▶ The request: Your task is to transcribe the records exactly, skipping every image.

▶ Available data:
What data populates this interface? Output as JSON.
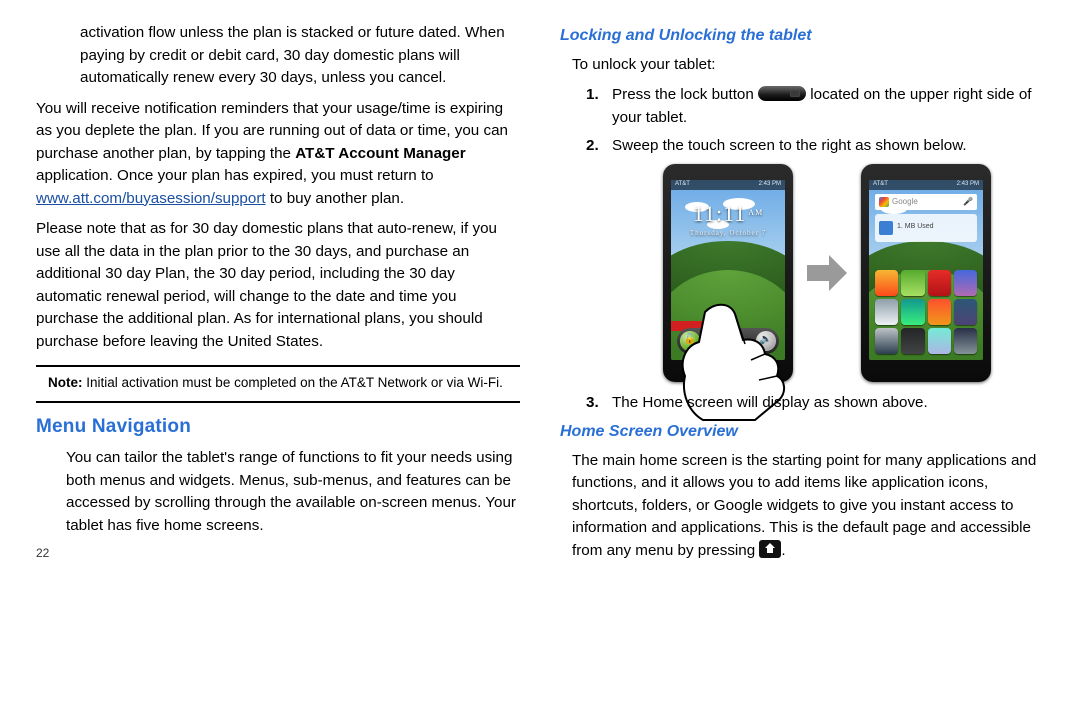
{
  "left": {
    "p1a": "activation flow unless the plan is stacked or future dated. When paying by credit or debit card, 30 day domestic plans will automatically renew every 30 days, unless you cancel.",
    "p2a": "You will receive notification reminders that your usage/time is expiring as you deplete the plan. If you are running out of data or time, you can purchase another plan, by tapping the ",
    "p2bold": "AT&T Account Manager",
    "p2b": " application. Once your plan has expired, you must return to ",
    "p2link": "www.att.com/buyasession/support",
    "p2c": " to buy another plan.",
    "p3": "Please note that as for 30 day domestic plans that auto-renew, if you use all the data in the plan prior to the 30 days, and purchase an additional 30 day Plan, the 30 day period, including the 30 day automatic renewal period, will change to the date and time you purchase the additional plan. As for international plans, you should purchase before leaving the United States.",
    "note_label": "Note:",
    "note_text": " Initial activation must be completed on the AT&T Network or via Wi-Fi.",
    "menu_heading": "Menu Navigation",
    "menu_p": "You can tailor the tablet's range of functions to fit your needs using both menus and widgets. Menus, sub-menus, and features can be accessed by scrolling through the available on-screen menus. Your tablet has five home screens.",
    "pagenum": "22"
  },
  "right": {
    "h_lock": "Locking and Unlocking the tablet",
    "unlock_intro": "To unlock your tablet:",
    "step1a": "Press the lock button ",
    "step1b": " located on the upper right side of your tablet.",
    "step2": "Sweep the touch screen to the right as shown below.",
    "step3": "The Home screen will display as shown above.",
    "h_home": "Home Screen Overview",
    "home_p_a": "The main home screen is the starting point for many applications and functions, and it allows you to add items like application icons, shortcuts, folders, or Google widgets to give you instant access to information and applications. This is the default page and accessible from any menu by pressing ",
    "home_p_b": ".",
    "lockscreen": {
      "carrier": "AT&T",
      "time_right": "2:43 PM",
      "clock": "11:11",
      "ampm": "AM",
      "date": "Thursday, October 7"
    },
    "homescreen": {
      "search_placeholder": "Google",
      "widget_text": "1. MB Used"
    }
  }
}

▶ Task answer:
What data populates this interface? Output as JSON.
{
  "left": {
    "p1a": "activation flow unless the plan is stacked or future dated. When paying by credit or debit card, 30 day domestic plans will automatically renew every 30 days, unless you cancel.",
    "p2a": "You will receive notification reminders that your usage/time is expiring as you deplete the plan. If you are running out of data or time, you can purchase another plan, by tapping the ",
    "p2bold": "AT&T Account Manager",
    "p2b": " application. Once your plan has expired, you must return to ",
    "p2link": "www.att.com/buyasession/support",
    "p2c": " to buy another plan.",
    "p3": "Please note that as for 30 day domestic plans that auto-renew, if you use all the data in the plan prior to the 30 days, and purchase an additional 30 day Plan, the 30 day period, including the 30 day automatic renewal period, will change to the date and time you purchase the additional plan. As for international plans, you should purchase before leaving the United States.",
    "note_label": "Note:",
    "note_text": " Initial activation must be completed on the AT&T Network or via Wi-Fi.",
    "menu_heading": "Menu Navigation",
    "menu_p": "You can tailor the tablet's range of functions to fit your needs using both menus and widgets. Menus, sub-menus, and features can be accessed by scrolling through the available on-screen menus. Your tablet has five home screens.",
    "pagenum": "22"
  },
  "right": {
    "h_lock": "Locking and Unlocking the tablet",
    "unlock_intro": "To unlock your tablet:",
    "step1a": "Press the lock button ",
    "step1b": " located on the upper right side of your tablet.",
    "step2": "Sweep the touch screen to the right as shown below.",
    "step3": "The Home screen will display as shown above.",
    "h_home": "Home Screen Overview",
    "home_p_a": "The main home screen is the starting point for many applications and functions, and it allows you to add items like application icons, shortcuts, folders, or Google widgets to give you instant access to information and applications. This is the default page and accessible from any menu by pressing ",
    "home_p_b": ".",
    "lockscreen": {
      "carrier": "AT&T",
      "time_right": "2:43 PM",
      "clock": "11:11",
      "ampm": "AM",
      "date": "Thursday, October 7"
    },
    "homescreen": {
      "search_placeholder": "Google",
      "widget_text": "1. MB Used"
    }
  }
}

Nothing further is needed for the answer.